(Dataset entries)
^^^^

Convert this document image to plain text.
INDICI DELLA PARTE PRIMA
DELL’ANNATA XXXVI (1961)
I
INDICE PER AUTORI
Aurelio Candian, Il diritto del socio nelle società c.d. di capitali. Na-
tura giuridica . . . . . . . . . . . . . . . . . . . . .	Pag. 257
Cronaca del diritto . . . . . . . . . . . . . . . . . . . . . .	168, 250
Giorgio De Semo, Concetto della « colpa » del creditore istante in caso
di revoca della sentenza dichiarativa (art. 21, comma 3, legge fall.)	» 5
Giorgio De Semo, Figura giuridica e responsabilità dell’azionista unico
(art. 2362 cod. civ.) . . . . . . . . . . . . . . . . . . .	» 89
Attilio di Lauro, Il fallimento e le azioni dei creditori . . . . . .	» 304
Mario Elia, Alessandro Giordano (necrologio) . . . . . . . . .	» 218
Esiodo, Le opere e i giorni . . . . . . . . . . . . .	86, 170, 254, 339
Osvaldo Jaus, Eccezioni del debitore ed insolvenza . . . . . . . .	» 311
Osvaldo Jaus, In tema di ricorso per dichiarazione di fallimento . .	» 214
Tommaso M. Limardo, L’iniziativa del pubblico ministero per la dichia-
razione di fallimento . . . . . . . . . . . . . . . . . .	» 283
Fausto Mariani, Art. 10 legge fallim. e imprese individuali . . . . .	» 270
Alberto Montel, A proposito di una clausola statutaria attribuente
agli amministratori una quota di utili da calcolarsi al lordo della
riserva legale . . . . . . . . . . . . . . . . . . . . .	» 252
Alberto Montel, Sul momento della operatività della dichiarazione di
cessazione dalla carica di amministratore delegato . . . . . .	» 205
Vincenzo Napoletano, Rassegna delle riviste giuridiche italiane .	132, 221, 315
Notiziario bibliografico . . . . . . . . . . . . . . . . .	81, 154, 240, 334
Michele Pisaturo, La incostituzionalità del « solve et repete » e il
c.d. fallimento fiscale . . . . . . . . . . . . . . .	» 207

^^^^

Repeat the data verbatim.

> Full solution
Convert this document image to plain text.
INDICI DELLA PARTE PRIMA
DELL’ANNATA XXXVI (1961)
I
INDICE PER AUTORI
Aurelio Candian, Il diritto del socio nelle società c.d. di capitali. Na-
tura giuridica . . . . . . . . . . . . . . . . . . . . .	Pag. 257
Cronaca del diritto . . . . . . . . . . . . . . . . . . . . . .	168, 250
Giorgio De Semo, Concetto della « colpa » del creditore istante in caso
di revoca della sentenza dichiarativa (art. 21, comma 3, legge fall.)	» 5
Giorgio De Semo, Figura giuridica e responsabilità dell’azionista unico
(art. 2362 cod. civ.) . . . . . . . . . . . . . . . . . . .	» 89
Attilio di Lauro, Il fallimento e le azioni dei creditori . . . . . .	» 304
Mario Elia, Alessandro Giordano (necrologio) . . . . . . . . .	» 218
Esiodo, Le opere e i giorni . . . . . . . . . . . . .	86, 170, 254, 339
Osvaldo Jaus, Eccezioni del debitore ed insolvenza . . . . . . . .	» 311
Osvaldo Jaus, In tema di ricorso per dichiarazione di fallimento . .	» 214
Tommaso M. Limardo, L’iniziativa del pubblico ministero per la dichia-
razione di fallimento . . . . . . . . . . . . . . . . . .	» 283
Fausto Mariani, Art. 10 legge fallim. e imprese individuali . . . . .	» 270
Alberto Montel, A proposito di una clausola statutaria attribuente
agli amministratori una quota di utili da calcolarsi al lordo della
riserva legale . . . . . . . . . . . . . . . . . . . . .	» 252
Alberto Montel, Sul momento della operatività della dichiarazione di
cessazione dalla carica di amministratore delegato . . . . . .	» 205
Vincenzo Napoletano, Rassegna delle riviste giuridiche italiane .	132, 221, 315
Notiziario bibliografico . . . . . . . . . . . . . . . . .	81, 154, 240, 334
Michele Pisaturo, La incostituzionalità del « solve et repete » e il
c.d. fallimento fiscale . . . . . . . . . . . . . . .	» 207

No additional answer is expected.